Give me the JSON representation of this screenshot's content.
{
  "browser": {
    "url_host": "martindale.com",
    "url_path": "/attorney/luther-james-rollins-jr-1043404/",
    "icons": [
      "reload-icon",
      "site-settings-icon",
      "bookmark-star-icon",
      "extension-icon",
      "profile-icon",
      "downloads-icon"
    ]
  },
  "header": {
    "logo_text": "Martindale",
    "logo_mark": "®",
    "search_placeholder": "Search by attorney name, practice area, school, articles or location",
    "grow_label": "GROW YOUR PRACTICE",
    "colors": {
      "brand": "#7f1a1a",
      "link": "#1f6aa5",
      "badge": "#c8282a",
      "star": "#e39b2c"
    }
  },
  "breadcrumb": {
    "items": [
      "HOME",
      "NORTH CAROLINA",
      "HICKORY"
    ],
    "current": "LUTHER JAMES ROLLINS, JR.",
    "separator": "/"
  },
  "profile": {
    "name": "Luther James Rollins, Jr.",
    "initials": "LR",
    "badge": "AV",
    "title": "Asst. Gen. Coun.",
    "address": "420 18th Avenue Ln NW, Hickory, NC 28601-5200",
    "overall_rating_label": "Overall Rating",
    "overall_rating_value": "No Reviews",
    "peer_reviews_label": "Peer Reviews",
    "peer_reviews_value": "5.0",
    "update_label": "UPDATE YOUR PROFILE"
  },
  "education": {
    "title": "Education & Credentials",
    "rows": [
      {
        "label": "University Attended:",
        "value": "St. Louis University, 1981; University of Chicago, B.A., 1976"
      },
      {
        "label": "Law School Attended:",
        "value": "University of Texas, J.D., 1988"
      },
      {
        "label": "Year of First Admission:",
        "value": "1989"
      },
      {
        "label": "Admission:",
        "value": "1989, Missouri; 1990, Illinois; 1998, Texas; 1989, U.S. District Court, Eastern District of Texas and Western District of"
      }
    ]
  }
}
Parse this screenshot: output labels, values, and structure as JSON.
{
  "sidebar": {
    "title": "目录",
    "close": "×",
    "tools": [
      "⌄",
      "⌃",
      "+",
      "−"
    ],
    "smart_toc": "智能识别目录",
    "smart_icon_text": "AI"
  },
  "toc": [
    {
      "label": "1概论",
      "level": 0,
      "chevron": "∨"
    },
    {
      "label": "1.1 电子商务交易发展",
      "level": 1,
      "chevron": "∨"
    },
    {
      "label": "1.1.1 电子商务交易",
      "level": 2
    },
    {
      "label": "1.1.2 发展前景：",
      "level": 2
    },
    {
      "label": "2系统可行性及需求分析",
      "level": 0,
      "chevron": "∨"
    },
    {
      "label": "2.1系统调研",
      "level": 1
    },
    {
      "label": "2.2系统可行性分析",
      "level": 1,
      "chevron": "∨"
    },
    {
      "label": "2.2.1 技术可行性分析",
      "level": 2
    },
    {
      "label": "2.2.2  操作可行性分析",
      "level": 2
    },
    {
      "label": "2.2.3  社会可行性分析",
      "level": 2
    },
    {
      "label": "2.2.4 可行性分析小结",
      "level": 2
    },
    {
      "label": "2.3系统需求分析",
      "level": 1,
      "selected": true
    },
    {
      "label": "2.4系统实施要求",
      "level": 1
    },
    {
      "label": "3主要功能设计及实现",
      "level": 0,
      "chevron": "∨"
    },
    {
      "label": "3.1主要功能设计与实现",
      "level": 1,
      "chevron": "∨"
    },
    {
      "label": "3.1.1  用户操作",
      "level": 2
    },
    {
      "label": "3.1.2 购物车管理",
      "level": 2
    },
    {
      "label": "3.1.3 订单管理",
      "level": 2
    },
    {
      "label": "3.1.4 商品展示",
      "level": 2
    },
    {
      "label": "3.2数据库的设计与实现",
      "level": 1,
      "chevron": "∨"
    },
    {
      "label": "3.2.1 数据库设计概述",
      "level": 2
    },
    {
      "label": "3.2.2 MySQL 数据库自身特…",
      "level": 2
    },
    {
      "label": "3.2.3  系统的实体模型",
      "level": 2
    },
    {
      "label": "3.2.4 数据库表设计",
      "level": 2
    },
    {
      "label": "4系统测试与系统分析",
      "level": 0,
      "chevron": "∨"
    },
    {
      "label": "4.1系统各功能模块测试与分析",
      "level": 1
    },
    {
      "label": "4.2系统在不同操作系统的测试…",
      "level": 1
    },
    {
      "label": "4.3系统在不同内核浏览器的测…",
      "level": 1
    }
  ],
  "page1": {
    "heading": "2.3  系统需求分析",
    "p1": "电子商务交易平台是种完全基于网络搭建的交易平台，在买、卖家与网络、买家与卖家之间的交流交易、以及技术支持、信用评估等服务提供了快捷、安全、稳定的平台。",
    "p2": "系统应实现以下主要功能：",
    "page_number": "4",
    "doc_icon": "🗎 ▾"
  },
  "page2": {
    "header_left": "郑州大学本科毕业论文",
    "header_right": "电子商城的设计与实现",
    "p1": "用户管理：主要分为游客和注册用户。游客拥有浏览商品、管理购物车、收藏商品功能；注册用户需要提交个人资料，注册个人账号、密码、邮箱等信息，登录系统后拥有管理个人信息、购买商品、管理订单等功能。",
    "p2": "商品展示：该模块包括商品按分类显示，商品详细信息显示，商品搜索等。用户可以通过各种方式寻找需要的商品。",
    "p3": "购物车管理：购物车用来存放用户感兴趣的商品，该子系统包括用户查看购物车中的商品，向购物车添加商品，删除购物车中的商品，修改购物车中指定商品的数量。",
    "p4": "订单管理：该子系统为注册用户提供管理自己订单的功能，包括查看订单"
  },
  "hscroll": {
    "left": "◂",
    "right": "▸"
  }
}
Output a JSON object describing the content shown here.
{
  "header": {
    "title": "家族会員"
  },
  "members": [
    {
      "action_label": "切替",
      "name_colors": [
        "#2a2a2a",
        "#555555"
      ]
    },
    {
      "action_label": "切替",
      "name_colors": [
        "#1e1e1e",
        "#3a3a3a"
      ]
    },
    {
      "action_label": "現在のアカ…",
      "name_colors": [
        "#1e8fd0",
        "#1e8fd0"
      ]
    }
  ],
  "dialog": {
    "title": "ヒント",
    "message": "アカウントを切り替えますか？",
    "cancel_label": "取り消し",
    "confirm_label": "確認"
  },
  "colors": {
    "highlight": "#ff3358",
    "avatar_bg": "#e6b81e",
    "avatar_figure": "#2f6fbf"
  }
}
# # # # #
▶ [Stated goal]: Return every line exactly.

▶ [Response]:
Give me the JSON representation of this screenshot's content.
{
  "browser": {
    "url_host": "martindale.com",
    "url_path": "/attorney/luther-james-rollins-jr-1043404/",
    "icons": [
      "reload-icon",
      "site-settings-icon",
      "bookmark-star-icon",
      "extension-icon",
      "profile-icon",
      "downloads-icon"
    ]
  },
  "header": {
    "logo_text": "Martindale",
    "logo_mark": "®",
    "search_placeholder": "Search by attorney name, practice area, school, articles or location",
    "grow_label": "GROW YOUR PRACTICE",
    "colors": {
      "brand": "#7f1a1a",
      "link": "#1f6aa5",
      "badge": "#c8282a",
      "star": "#e39b2c"
    }
  },
  "breadcrumb": {
    "items": [
      "HOME",
      "NORTH CAROLINA",
      "HICKORY"
    ],
    "current": "LUTHER JAMES ROLLINS, JR.",
    "separator": "/"
  },
  "profile": {
    "name": "Luther James Rollins, Jr.",
    "initials": "LR",
    "badge": "AV",
    "title": "Asst. Gen. Coun.",
    "address": "420 18th Avenue Ln NW, Hickory, NC 28601-5200",
    "overall_rating_label": "Overall Rating",
    "overall_rating_value": "No Reviews",
    "peer_reviews_label": "Peer Reviews",
    "peer_reviews_value": "5.0",
    "update_label": "UPDATE YOUR PROFILE"
  },
  "education": {
    "title": "Education & Credentials",
    "rows": [
      {
        "label": "University Attended:",
        "value": "St. Louis University, 1981; University of Chicago, B.A., 1976"
      },
      {
        "label": "Law School Attended:",
        "value": "University of Texas, J.D., 1988"
      },
      {
        "label": "Year of First Admission:",
        "value": "1989"
      },
      {
        "label": "Admission:",
        "value": "1989, Missouri; 1990, Illinois; 1998, Texas; 1989, U.S. District Court, Eastern District of Texas and Western District of"
      }
    ]
  }
}
Parse this screenshot: output labels, values, and structure as JSON.
{
  "sidebar": {
    "title": "目录",
    "close": "×",
    "tools": [
      "⌄",
      "⌃",
      "+",
      "−"
    ],
    "smart_toc": "智能识别目录",
    "smart_icon_text": "AI"
  },
  "toc": [
    {
      "label": "1概论",
      "level": 0,
      "chevron": "∨"
    },
    {
      "label": "1.1 电子商务交易发展",
      "level": 1,
      "chevron": "∨"
    },
    {
      "label": "1.1.1 电子商务交易",
      "level": 2
    },
    {
      "label": "1.1.2 发展前景：",
      "level": 2
    },
    {
      "label": "2系统可行性及需求分析",
      "level": 0,
      "chevron": "∨"
    },
    {
      "label": "2.1系统调研",
      "level": 1
    },
    {
      "label": "2.2系统可行性分析",
      "level": 1,
      "chevron": "∨"
    },
    {
      "label": "2.2.1 技术可行性分析",
      "level": 2
    },
    {
      "label": "2.2.2  操作可行性分析",
      "level": 2
    },
    {
      "label": "2.2.3  社会可行性分析",
      "level": 2
    },
    {
      "label": "2.2.4 可行性分析小结",
      "level": 2
    },
    {
      "label": "2.3系统需求分析",
      "level": 1,
      "selected": true
    },
    {
      "label": "2.4系统实施要求",
      "level": 1
    },
    {
      "label": "3主要功能设计及实现",
      "level": 0,
      "chevron": "∨"
    },
    {
      "label": "3.1主要功能设计与实现",
      "level": 1,
      "chevron": "∨"
    },
    {
      "label": "3.1.1  用户操作",
      "level": 2
    },
    {
      "label": "3.1.2 购物车管理",
      "level": 2
    },
    {
      "label": "3.1.3 订单管理",
      "level": 2
    },
    {
      "label": "3.1.4 商品展示",
      "level": 2
    },
    {
      "label": "3.2数据库的设计与实现",
      "level": 1,
      "chevron": "∨"
    },
    {
      "label": "3.2.1 数据库设计概述",
      "level": 2
    },
    {
      "label": "3.2.2 MySQL 数据库自身特…",
      "level": 2
    },
    {
      "label": "3.2.3  系统的实体模型",
      "level": 2
    },
    {
      "label": "3.2.4 数据库表设计",
      "level": 2
    },
    {
      "label": "4系统测试与系统分析",
      "level": 0,
      "chevron": "∨"
    },
    {
      "label": "4.1系统各功能模块测试与分析",
      "level": 1
    },
    {
      "label": "4.2系统在不同操作系统的测试…",
      "level": 1
    },
    {
      "label": "4.3系统在不同内核浏览器的测…",
      "level": 1
    }
  ],
  "page1": {
    "heading": "2.3  系统需求分析",
    "p1": "电子商务交易平台是种完全基于网络搭建的交易平台，在买、卖家与网络、买家与卖家之间的交流交易、以及技术支持、信用评估等服务提供了快捷、安全、稳定的平台。",
    "p2": "系统应实现以下主要功能：",
    "page_number": "4",
    "doc_icon": "🗎 ▾"
  },
  "page2": {
    "header_left": "郑州大学本科毕业论文",
    "header_right": "电子商城的设计与实现",
    "p1": "用户管理：主要分为游客和注册用户。游客拥有浏览商品、管理购物车、收藏商品功能；注册用户需要提交个人资料，注册个人账号、密码、邮箱等信息，登录系统后拥有管理个人信息、购买商品、管理订单等功能。",
    "p2": "商品展示：该模块包括商品按分类显示，商品详细信息显示，商品搜索等。用户可以通过各种方式寻找需要的商品。",
    "p3": "购物车管理：购物车用来存放用户感兴趣的商品，该子系统包括用户查看购物车中的商品，向购物车添加商品，删除购物车中的商品，修改购物车中指定商品的数量。",
    "p4": "订单管理：该子系统为注册用户提供管理自己订单的功能，包括查看订单"
  },
  "hscroll": {
    "left": "◂",
    "right": "▸"
  }
}
Output a JSON object describing the content shown here.
{
  "header": {
    "title": "家族会員"
  },
  "members": [
    {
      "action_label": "切替",
      "name_colors": [
        "#2a2a2a",
        "#555555"
      ]
    },
    {
      "action_label": "切替",
      "name_colors": [
        "#1e1e1e",
        "#3a3a3a"
      ]
    },
    {
      "action_label": "現在のアカ…",
      "name_colors": [
        "#1e8fd0",
        "#1e8fd0"
      ]
    }
  ],
  "dialog": {
    "title": "ヒント",
    "message": "アカウントを切り替えますか？",
    "cancel_label": "取り消し",
    "confirm_label": "確認"
  },
  "colors": {
    "highlight": "#ff3358",
    "avatar_bg": "#e6b81e",
    "avatar_figure": "#2f6fbf"
  }
}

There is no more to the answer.